### Set task
Please transcribe the data below exactly. Leave the pictures out.

══════════

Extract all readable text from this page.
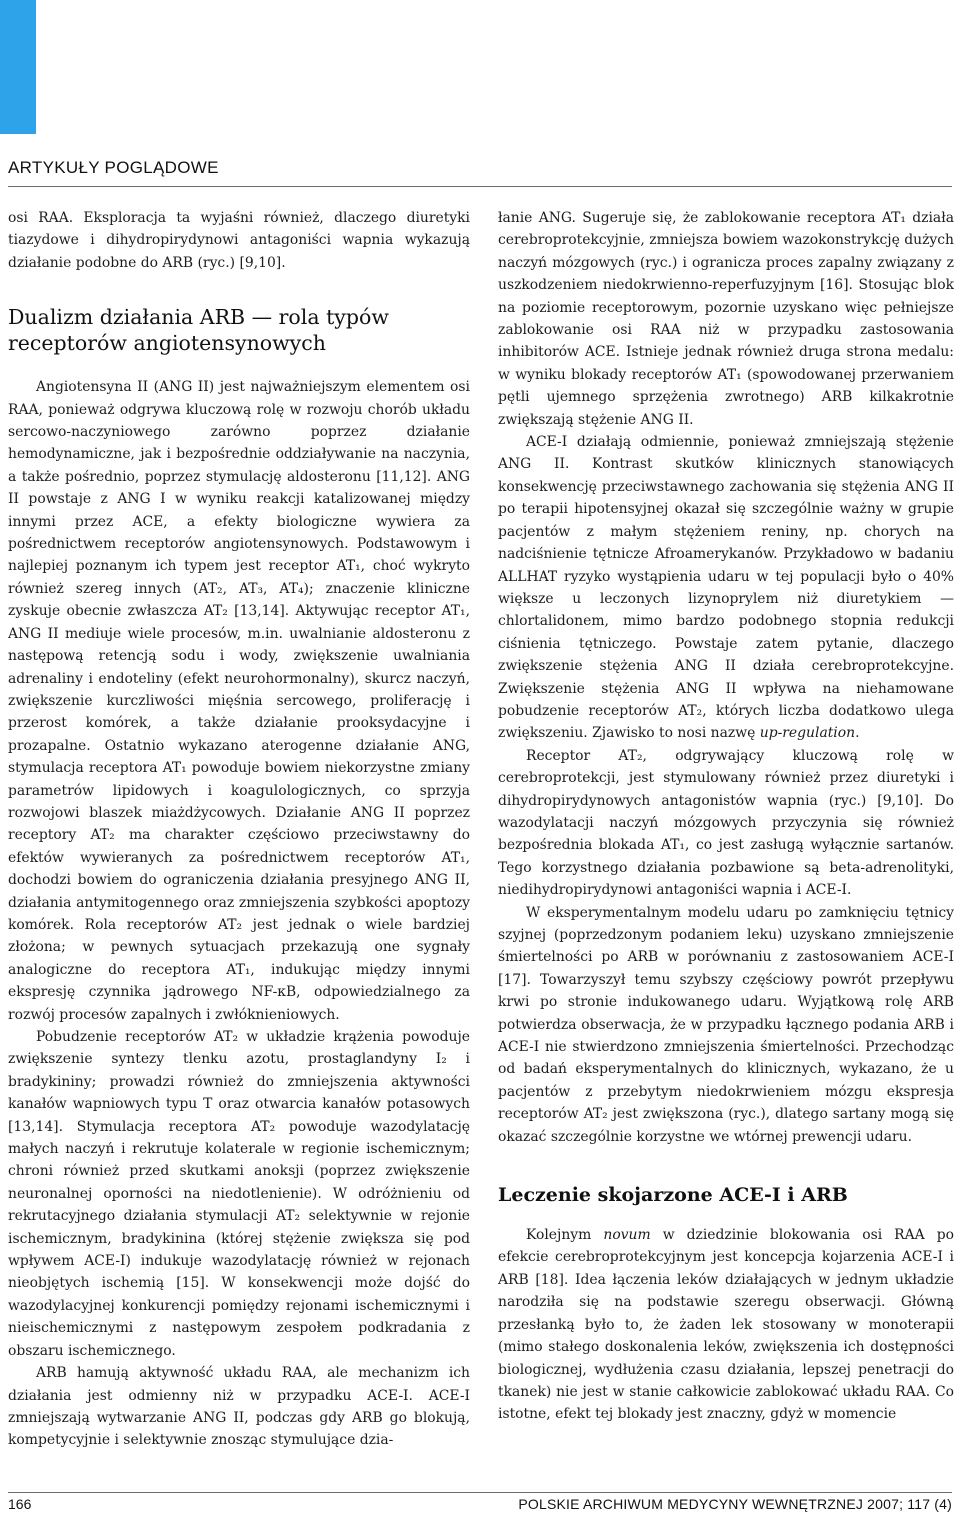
ARTYKUŁY POGLĄDOWE

osi RAA. Eksploracja ta wyjaśni również, dlaczego diuretyki tiazydowe i dihydropirydynowi antagoniści wapnia wykazują działanie podobne do ARB (ryc.) [9,10].

Dualizm działania ARB — rola typów receptorów angiotensynowych

Angiotensyna II (ANG II) jest najważniejszym elementem osi RAA, ponieważ odgrywa kluczową rolę w rozwoju chorób układu sercowo-naczyniowego zarówno poprzez działanie hemodynamiczne, jak i bezpośrednie oddziaływanie na naczynia, a także pośrednio, poprzez stymulację aldosteronu [11,12]. ANG II powstaje z ANG I w wyniku reakcji katalizowanej między innymi przez ACE, a efekty biologiczne wywiera za pośrednictwem receptorów angiotensynowych. Podstawowym i najlepiej poznanym ich typem jest receptor AT₁, choć wykryto również szereg innych (AT₂, AT₃, AT₄); znaczenie kliniczne zyskuje obecnie zwłaszcza AT₂ [13,14]. Aktywując receptor AT₁, ANG II mediuje wiele procesów, m.in. uwalnianie aldosteronu z następową retencją sodu i wody, zwiększenie uwalniania adrenaliny i endoteliny (efekt neurohormonalny), skurcz naczyń, zwiększenie kurczliwości mięśnia sercowego, proliferację i przerost komórek, a także działanie prooksydacyjne i prozapalne. Ostatnio wykazano aterogenne działanie ANG, stymulacja receptora AT₁ powoduje bowiem niekorzystne zmiany parametrów lipidowych i koagulologicznych, co sprzyja rozwojowi blaszek miażdżycowych. Działanie ANG II poprzez receptory AT₂ ma charakter częściowo przeciwstawny do efektów wywieranych za pośrednictwem receptorów AT₁, dochodzi bowiem do ograniczenia działania presyjnego ANG II, działania antymitogennego oraz zmniejszenia szybkości apoptozy komórek. Rola receptorów AT₂ jest jednak o wiele bardziej złożona; w pewnych sytuacjach przekazują one sygnały analogiczne do receptora AT₁, indukując między innymi ekspresję czynnika jądrowego NF-κB, odpowiedzialnego za rozwój procesów zapalnych i zwłóknieniowych.

Pobudzenie receptorów AT₂ w układzie krążenia powoduje zwiększenie syntezy tlenku azotu, prostaglandyny I₂ i bradykininy; prowadzi również do zmniejszenia aktywności kanałów wapniowych typu T oraz otwarcia kanałów potasowych [13,14]. Stymulacja receptora AT₂ powoduje wazodylatację małych naczyń i rekrutuje kolaterale w regionie ischemicznym; chroni również przed skutkami anoksji (poprzez zwiększenie neuronalnej oporności na niedotlenienie). W odróżnieniu od rekrutacyjnego działania stymulacji AT₂ selektywnie w rejonie ischemicznym, bradykinina (której stężenie zwiększa się pod wpływem ACE-I) indukuje wazodylatację również w rejonach nieobjętych ischemią [15]. W konsekwencji może dojść do wazodylacyjnej konkurencji pomiędzy rejonami ischemicznymi i nieischemicznymi z następowym zespołem podkradania z obszaru ischemicznego.

ARB hamują aktywność układu RAA, ale mechanizm ich działania jest odmienny niż w przypadku ACE-I. ACE-I zmniejszają wytwarzanie ANG II, podczas gdy ARB go blokują, kompetycyjnie i selektywnie znosząc stymulujące dzia-

łanie ANG. Sugeruje się, że zablokowanie receptora AT₁ działa cerebroprotekcyjnie, zmniejsza bowiem wazokonstrykcję dużych naczyń mózgowych (ryc.) i ogranicza proces zapalny związany z uszkodzeniem niedokrwienno-reperfuzyjnym [16]. Stosując blok na poziomie receptorowym, pozornie uzyskano więc pełniejsze zablokowanie osi RAA niż w przypadku zastosowania inhibitorów ACE. Istnieje jednak również druga strona medalu: w wyniku blokady receptorów AT₁ (spowodowanej przerwaniem pętli ujemnego sprzężenia zwrotnego) ARB kilkakrotnie zwiększają stężenie ANG II.

ACE-I działają odmiennie, ponieważ zmniejszają stężenie ANG II. Kontrast skutków klinicznych stanowiących konsekwencję przeciwstawnego zachowania się stężenia ANG II po terapii hipotensyjnej okazał się szczególnie ważny w grupie pacjentów z małym stężeniem reniny, np. chorych na nadciśnienie tętnicze Afroamerykanów. Przykładowo w badaniu ALLHAT ryzyko wystąpienia udaru w tej populacji było o 40% większe u leczonych lizynoprylem niż diuretykiem — chlortalidonem, mimo bardzo podobnego stopnia redukcji ciśnienia tętniczego. Powstaje zatem pytanie, dlaczego zwiększenie stężenia ANG II działa cerebroprotekcyjne. Zwiększenie stężenia ANG II wpływa na niehamowane pobudzenie receptorów AT₂, których liczba dodatkowo ulega zwiększeniu. Zjawisko to nosi nazwę up-regulation.

Receptor AT₂, odgrywający kluczową rolę w cerebroprotekcji, jest stymulowany również przez diuretyki i dihydropirydynowych antagonistów wapnia (ryc.) [9,10]. Do wazodylatacji naczyń mózgowych przyczynia się również bezpośrednia blokada AT₁, co jest zasługą wyłącznie sartanów. Tego korzystnego działania pozbawione są beta-adrenolityki, niedihydropirydynowi antagoniści wapnia i ACE-I.

W eksperymentalnym modelu udaru po zamknięciu tętnicy szyjnej (poprzedzonym podaniem leku) uzyskano zmniejszenie śmiertelności po ARB w porównaniu z zastosowaniem ACE-I [17]. Towarzyszył temu szybszy częściowy powrót przepływu krwi po stronie indukowanego udaru. Wyjątkową rolę ARB potwierdza obserwacja, że w przypadku łącznego podania ARB i ACE-I nie stwierdzono zmniejszenia śmiertelności. Przechodząc od badań eksperymentalnych do klinicznych, wykazano, że u pacjentów z przebytym niedokrwieniem mózgu ekspresja receptorów AT₂ jest zwiększona (ryc.), dlatego sartany mogą się okazać szczególnie korzystne we wtórnej prewencji udaru.

Leczenie skojarzone ACE-I i ARB

Kolejnym novum w dziedzinie blokowania osi RAA po efekcie cerebroprotekcyjnym jest koncepcja kojarzenia ACE-I i ARB [18]. Idea łączenia leków działających w jednym układzie narodziła się na podstawie szeregu obserwacji. Główną przesłanką było to, że żaden lek stosowany w monoterapii (mimo stałego doskonalenia leków, zwiększenia ich dostępności biologicznej, wydłużenia czasu działania, lepszej penetracji do tkanek) nie jest w stanie całkowicie zablokować układu RAA. Co istotne, efekt tej blokady jest znaczny, gdyż w momencie

166	POLSKIE ARCHIWUM MEDYCYNY WEWNĘTRZNEJ 2007; 117 (4)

══════════

### Solution to this exercise
Extract all readable text from this page.
ARTYKUŁY POGLĄDOWE

osi RAA. Eksploracja ta wyjaśni również, dlaczego diuretyki tiazydowe i dihydropirydynowi antagoniści wapnia wykazują działanie podobne do ARB (ryc.) [9,10].

Dualizm działania ARB — rola typów receptorów angiotensynowych

Angiotensyna II (ANG II) jest najważniejszym elementem osi RAA, ponieważ odgrywa kluczową rolę w rozwoju chorób układu sercowo-naczyniowego zarówno poprzez działanie hemodynamiczne, jak i bezpośrednie oddziaływanie na naczynia, a także pośrednio, poprzez stymulację aldosteronu [11,12]. ANG II powstaje z ANG I w wyniku reakcji katalizowanej między innymi przez ACE, a efekty biologiczne wywiera za pośrednictwem receptorów angiotensynowych. Podstawowym i najlepiej poznanym ich typem jest receptor AT₁, choć wykryto również szereg innych (AT₂, AT₃, AT₄); znaczenie kliniczne zyskuje obecnie zwłaszcza AT₂ [13,14]. Aktywując receptor AT₁, ANG II mediuje wiele procesów, m.in. uwalnianie aldosteronu z następową retencją sodu i wody, zwiększenie uwalniania adrenaliny i endoteliny (efekt neurohormonalny), skurcz naczyń, zwiększenie kurczliwości mięśnia sercowego, proliferację i przerost komórek, a także działanie prooksydacyjne i prozapalne. Ostatnio wykazano aterogenne działanie ANG, stymulacja receptora AT₁ powoduje bowiem niekorzystne zmiany parametrów lipidowych i koagulologicznych, co sprzyja rozwojowi blaszek miażdżycowych. Działanie ANG II poprzez receptory AT₂ ma charakter częściowo przeciwstawny do efektów wywieranych za pośrednictwem receptorów AT₁, dochodzi bowiem do ograniczenia działania presyjnego ANG II, działania antymitogennego oraz zmniejszenia szybkości apoptozy komórek. Rola receptorów AT₂ jest jednak o wiele bardziej złożona; w pewnych sytuacjach przekazują one sygnały analogiczne do receptora AT₁, indukując między innymi ekspresję czynnika jądrowego NF-κB, odpowiedzialnego za rozwój procesów zapalnych i zwłóknieniowych.

Pobudzenie receptorów AT₂ w układzie krążenia powoduje zwiększenie syntezy tlenku azotu, prostaglandyny I₂ i bradykininy; prowadzi również do zmniejszenia aktywności kanałów wapniowych typu T oraz otwarcia kanałów potasowych [13,14]. Stymulacja receptora AT₂ powoduje wazodylatację małych naczyń i rekrutuje kolaterale w regionie ischemicznym; chroni również przed skutkami anoksji (poprzez zwiększenie neuronalnej oporności na niedotlenienie). W odróżnieniu od rekrutacyjnego działania stymulacji AT₂ selektywnie w rejonie ischemicznym, bradykinina (której stężenie zwiększa się pod wpływem ACE-I) indukuje wazodylatację również w rejonach nieobjętych ischemią [15]. W konsekwencji może dojść do wazodylacyjnej konkurencji pomiędzy rejonami ischemicznymi i nieischemicznymi z następowym zespołem podkradania z obszaru ischemicznego.

ARB hamują aktywność układu RAA, ale mechanizm ich działania jest odmienny niż w przypadku ACE-I. ACE-I zmniejszają wytwarzanie ANG II, podczas gdy ARB go blokują, kompetycyjnie i selektywnie znosząc stymulujące dzia-

łanie ANG. Sugeruje się, że zablokowanie receptora AT₁ działa cerebroprotekcyjnie, zmniejsza bowiem wazokonstrykcję dużych naczyń mózgowych (ryc.) i ogranicza proces zapalny związany z uszkodzeniem niedokrwienno-reperfuzyjnym [16]. Stosując blok na poziomie receptorowym, pozornie uzyskano więc pełniejsze zablokowanie osi RAA niż w przypadku zastosowania inhibitorów ACE. Istnieje jednak również druga strona medalu: w wyniku blokady receptorów AT₁ (spowodowanej przerwaniem pętli ujemnego sprzężenia zwrotnego) ARB kilkakrotnie zwiększają stężenie ANG II.

ACE-I działają odmiennie, ponieważ zmniejszają stężenie ANG II. Kontrast skutków klinicznych stanowiących konsekwencję przeciwstawnego zachowania się stężenia ANG II po terapii hipotensyjnej okazał się szczególnie ważny w grupie pacjentów z małym stężeniem reniny, np. chorych na nadciśnienie tętnicze Afroamerykanów. Przykładowo w badaniu ALLHAT ryzyko wystąpienia udaru w tej populacji było o 40% większe u leczonych lizynoprylem niż diuretykiem — chlortalidonem, mimo bardzo podobnego stopnia redukcji ciśnienia tętniczego. Powstaje zatem pytanie, dlaczego zwiększenie stężenia ANG II działa cerebroprotekcyjne. Zwiększenie stężenia ANG II wpływa na niehamowane pobudzenie receptorów AT₂, których liczba dodatkowo ulega zwiększeniu. Zjawisko to nosi nazwę up-regulation.

Receptor AT₂, odgrywający kluczową rolę w cerebroprotekcji, jest stymulowany również przez diuretyki i dihydropirydynowych antagonistów wapnia (ryc.) [9,10]. Do wazodylatacji naczyń mózgowych przyczynia się również bezpośrednia blokada AT₁, co jest zasługą wyłącznie sartanów. Tego korzystnego działania pozbawione są beta-adrenolityki, niedihydropirydynowi antagoniści wapnia i ACE-I.

W eksperymentalnym modelu udaru po zamknięciu tętnicy szyjnej (poprzedzonym podaniem leku) uzyskano zmniejszenie śmiertelności po ARB w porównaniu z zastosowaniem ACE-I [17]. Towarzyszył temu szybszy częściowy powrót przepływu krwi po stronie indukowanego udaru. Wyjątkową rolę ARB potwierdza obserwacja, że w przypadku łącznego podania ARB i ACE-I nie stwierdzono zmniejszenia śmiertelności. Przechodząc od badań eksperymentalnych do klinicznych, wykazano, że u pacjentów z przebytym niedokrwieniem mózgu ekspresja receptorów AT₂ jest zwiększona (ryc.), dlatego sartany mogą się okazać szczególnie korzystne we wtórnej prewencji udaru.

Leczenie skojarzone ACE-I i ARB

Kolejnym novum w dziedzinie blokowania osi RAA po efekcie cerebroprotekcyjnym jest koncepcja kojarzenia ACE-I i ARB [18]. Idea łączenia leków działających w jednym układzie narodziła się na podstawie szeregu obserwacji. Główną przesłanką było to, że żaden lek stosowany w monoterapii (mimo stałego doskonalenia leków, zwiększenia ich dostępności biologicznej, wydłużenia czasu działania, lepszej penetracji do tkanek) nie jest w stanie całkowicie zablokować układu RAA. Co istotne, efekt tej blokady jest znaczny, gdyż w momencie

166	POLSKIE ARCHIWUM MEDYCYNY WEWNĘTRZNEJ 2007; 117 (4)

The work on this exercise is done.